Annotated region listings
+ + +
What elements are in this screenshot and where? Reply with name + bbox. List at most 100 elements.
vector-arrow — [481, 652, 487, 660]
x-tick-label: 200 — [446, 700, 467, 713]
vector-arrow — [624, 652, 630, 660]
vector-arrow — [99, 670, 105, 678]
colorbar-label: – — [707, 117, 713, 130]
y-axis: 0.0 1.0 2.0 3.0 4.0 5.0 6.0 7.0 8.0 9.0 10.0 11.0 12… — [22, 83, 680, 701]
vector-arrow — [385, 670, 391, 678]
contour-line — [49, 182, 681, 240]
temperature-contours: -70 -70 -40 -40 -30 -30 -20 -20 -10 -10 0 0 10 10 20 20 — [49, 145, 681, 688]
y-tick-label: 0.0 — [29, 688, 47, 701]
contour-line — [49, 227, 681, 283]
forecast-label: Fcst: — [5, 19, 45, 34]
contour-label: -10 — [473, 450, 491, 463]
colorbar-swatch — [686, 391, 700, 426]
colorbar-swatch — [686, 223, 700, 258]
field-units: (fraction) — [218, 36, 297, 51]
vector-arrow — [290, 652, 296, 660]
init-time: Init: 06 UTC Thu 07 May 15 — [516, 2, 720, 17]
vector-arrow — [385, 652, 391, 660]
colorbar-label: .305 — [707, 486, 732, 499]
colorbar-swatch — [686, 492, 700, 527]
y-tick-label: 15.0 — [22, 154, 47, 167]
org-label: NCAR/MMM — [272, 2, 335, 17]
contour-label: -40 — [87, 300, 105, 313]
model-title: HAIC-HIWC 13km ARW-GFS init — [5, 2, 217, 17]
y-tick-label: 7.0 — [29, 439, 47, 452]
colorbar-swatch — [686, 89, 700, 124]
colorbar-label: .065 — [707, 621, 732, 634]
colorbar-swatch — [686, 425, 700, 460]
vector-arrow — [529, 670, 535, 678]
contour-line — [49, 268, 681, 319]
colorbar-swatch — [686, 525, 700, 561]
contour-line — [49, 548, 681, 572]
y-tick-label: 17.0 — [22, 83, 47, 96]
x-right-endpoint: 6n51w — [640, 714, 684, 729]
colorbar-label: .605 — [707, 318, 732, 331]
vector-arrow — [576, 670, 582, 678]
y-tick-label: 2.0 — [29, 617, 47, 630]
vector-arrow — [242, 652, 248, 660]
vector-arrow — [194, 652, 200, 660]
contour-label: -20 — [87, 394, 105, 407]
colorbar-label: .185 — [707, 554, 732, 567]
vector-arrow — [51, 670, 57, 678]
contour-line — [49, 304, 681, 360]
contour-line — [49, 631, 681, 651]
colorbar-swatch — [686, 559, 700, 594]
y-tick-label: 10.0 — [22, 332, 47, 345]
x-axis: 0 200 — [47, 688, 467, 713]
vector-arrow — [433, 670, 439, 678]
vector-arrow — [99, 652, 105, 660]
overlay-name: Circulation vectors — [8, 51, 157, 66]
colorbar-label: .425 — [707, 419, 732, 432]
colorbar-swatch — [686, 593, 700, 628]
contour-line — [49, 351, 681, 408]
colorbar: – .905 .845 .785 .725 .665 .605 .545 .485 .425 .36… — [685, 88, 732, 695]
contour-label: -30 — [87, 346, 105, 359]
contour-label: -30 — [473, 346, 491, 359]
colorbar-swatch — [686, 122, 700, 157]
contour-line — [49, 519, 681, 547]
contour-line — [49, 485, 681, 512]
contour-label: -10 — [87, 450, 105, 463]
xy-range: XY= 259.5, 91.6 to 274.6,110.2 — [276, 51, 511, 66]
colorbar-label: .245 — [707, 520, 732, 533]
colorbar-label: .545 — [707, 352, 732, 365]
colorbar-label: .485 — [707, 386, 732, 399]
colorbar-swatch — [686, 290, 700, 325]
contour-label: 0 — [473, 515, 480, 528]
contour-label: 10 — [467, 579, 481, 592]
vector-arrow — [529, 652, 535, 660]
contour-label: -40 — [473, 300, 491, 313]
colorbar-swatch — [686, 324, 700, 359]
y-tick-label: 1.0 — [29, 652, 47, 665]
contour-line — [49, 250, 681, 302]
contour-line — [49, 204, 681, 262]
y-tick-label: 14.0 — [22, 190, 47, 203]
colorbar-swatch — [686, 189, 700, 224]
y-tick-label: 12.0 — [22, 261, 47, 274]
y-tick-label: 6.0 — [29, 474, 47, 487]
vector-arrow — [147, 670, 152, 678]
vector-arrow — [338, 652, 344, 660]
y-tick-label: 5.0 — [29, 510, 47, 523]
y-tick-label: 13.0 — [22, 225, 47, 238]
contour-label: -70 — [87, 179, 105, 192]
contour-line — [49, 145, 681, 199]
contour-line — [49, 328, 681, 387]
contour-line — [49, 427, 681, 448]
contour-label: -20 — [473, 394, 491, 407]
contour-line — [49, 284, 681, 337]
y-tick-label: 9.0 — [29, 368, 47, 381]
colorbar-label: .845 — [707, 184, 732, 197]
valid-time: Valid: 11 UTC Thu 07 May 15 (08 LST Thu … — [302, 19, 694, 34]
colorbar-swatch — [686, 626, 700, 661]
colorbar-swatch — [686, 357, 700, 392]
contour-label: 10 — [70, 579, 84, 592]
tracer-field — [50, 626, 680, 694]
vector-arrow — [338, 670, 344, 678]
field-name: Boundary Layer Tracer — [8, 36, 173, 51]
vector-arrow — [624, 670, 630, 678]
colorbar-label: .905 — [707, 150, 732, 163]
+ + +
» EXERCISE
In how many lines of the items does the string "init" appear? Answer with the number alone.

» OUTPUT
2